*Written request:* What is the number of lines containing the word "marker"? Please answer with that number and nothing more.

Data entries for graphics
▬▬▬

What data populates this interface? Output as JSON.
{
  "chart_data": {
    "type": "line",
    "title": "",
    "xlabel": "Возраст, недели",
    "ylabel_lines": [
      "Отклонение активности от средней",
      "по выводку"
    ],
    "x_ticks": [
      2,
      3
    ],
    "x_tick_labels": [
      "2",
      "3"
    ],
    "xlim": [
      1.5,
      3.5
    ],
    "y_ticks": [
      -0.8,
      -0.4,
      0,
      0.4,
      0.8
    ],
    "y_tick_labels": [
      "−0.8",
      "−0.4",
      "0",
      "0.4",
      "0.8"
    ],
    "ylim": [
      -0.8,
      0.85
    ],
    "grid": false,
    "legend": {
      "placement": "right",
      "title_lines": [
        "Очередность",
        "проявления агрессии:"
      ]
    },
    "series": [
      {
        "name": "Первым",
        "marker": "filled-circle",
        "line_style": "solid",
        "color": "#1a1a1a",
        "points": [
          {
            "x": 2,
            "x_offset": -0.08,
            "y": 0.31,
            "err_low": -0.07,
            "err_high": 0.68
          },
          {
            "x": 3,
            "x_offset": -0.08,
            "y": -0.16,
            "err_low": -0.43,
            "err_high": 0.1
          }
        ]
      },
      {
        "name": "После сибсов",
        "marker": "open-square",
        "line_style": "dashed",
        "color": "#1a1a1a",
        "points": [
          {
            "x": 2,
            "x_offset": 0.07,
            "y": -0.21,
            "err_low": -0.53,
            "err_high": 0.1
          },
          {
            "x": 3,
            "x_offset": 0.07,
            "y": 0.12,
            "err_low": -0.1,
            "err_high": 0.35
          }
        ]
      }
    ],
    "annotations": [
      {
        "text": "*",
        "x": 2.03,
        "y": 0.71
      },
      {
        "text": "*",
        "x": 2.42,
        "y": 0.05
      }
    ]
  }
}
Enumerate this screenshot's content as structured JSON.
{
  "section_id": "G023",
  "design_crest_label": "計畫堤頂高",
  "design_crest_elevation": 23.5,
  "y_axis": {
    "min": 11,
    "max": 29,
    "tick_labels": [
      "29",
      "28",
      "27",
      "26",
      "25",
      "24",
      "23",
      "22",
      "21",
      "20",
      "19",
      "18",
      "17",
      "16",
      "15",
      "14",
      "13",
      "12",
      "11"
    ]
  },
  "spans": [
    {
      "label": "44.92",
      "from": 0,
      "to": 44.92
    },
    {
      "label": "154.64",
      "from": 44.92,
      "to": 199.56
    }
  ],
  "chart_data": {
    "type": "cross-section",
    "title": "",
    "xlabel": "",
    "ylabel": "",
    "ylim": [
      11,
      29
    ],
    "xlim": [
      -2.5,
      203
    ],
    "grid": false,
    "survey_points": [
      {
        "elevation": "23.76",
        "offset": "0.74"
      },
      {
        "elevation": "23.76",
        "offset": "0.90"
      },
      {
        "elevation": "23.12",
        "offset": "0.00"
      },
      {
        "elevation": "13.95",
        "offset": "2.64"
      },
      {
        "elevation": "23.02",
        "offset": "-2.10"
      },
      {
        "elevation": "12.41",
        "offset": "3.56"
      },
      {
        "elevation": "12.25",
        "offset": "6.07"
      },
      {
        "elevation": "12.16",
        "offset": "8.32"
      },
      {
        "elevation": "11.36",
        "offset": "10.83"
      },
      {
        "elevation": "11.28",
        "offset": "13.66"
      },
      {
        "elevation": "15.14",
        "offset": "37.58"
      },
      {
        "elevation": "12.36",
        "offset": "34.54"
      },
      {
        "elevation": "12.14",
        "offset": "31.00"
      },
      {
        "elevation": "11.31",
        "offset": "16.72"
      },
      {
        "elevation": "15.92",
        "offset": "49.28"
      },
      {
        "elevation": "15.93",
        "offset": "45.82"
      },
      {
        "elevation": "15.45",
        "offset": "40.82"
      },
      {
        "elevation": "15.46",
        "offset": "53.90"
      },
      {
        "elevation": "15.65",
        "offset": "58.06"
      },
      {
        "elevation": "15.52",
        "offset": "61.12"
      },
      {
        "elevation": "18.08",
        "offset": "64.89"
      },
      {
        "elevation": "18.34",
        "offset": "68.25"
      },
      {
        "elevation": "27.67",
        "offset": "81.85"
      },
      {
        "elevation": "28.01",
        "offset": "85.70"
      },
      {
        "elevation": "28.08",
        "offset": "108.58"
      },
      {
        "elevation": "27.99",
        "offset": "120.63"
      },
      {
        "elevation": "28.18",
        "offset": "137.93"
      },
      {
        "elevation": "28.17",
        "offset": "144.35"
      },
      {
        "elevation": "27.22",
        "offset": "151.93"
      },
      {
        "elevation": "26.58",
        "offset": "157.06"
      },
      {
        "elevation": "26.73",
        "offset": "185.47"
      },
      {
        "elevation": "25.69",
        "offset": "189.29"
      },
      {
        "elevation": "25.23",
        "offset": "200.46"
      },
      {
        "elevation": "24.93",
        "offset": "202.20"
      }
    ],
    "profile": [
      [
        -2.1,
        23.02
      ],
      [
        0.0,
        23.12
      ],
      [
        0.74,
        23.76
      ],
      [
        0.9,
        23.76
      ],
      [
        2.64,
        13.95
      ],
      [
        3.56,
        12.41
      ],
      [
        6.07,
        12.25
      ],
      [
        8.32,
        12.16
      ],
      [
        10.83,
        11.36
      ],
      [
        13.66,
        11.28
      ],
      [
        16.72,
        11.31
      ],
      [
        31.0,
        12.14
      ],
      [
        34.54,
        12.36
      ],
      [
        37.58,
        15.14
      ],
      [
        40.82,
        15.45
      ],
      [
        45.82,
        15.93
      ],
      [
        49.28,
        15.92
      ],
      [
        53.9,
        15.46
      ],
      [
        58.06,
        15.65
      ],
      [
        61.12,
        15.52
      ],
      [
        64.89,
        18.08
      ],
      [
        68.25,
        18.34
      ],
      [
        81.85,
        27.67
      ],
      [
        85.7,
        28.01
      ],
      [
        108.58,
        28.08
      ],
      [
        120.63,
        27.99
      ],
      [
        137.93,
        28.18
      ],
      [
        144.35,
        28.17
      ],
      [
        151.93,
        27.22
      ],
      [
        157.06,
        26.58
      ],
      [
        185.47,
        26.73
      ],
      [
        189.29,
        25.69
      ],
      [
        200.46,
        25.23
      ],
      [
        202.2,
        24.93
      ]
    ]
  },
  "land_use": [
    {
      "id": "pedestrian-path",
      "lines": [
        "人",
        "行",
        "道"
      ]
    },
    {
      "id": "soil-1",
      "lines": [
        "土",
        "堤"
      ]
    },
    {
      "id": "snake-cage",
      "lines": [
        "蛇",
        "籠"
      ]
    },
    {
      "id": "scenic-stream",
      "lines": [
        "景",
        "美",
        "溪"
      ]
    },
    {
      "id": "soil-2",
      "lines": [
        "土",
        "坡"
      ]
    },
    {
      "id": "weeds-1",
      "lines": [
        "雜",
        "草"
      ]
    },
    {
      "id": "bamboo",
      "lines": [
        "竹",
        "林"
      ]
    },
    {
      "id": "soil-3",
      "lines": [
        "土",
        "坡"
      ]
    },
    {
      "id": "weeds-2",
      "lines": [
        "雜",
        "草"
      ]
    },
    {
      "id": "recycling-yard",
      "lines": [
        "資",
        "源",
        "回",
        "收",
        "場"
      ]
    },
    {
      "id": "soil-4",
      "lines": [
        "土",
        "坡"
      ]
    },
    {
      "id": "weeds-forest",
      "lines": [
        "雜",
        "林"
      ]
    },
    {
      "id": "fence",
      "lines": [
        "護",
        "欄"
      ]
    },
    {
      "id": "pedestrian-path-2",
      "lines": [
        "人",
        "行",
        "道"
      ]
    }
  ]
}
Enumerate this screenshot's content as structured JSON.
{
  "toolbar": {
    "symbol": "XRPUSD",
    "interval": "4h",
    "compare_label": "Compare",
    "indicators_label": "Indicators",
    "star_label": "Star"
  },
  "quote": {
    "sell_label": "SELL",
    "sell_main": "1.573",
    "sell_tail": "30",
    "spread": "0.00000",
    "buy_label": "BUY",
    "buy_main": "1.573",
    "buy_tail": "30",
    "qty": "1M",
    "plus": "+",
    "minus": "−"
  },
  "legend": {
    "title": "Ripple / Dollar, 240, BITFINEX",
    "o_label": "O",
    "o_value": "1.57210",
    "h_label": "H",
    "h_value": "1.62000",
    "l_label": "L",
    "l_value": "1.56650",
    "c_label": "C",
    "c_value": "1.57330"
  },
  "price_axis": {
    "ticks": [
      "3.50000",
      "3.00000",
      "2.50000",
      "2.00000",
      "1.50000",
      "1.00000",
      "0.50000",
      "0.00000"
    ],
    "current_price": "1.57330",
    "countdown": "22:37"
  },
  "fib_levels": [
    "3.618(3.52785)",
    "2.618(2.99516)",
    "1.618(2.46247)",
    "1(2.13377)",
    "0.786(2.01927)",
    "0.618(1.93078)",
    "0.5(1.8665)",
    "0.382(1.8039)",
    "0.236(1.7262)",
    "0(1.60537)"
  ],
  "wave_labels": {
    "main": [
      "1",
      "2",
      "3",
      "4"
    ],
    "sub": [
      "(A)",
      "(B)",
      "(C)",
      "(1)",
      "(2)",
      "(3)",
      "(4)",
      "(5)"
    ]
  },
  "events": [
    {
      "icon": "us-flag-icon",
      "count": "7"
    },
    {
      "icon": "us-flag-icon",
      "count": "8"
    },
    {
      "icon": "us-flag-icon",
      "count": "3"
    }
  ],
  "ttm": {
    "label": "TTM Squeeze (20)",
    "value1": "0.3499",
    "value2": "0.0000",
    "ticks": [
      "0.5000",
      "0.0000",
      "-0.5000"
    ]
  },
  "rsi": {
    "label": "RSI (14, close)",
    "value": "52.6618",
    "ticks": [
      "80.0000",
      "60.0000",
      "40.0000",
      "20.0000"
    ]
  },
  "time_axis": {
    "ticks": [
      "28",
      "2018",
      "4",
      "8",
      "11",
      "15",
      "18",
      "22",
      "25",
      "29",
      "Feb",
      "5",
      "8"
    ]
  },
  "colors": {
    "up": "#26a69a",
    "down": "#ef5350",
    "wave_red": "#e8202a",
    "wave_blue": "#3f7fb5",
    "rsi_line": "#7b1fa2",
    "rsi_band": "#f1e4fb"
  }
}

▬▬▬

*Expected answer:* 2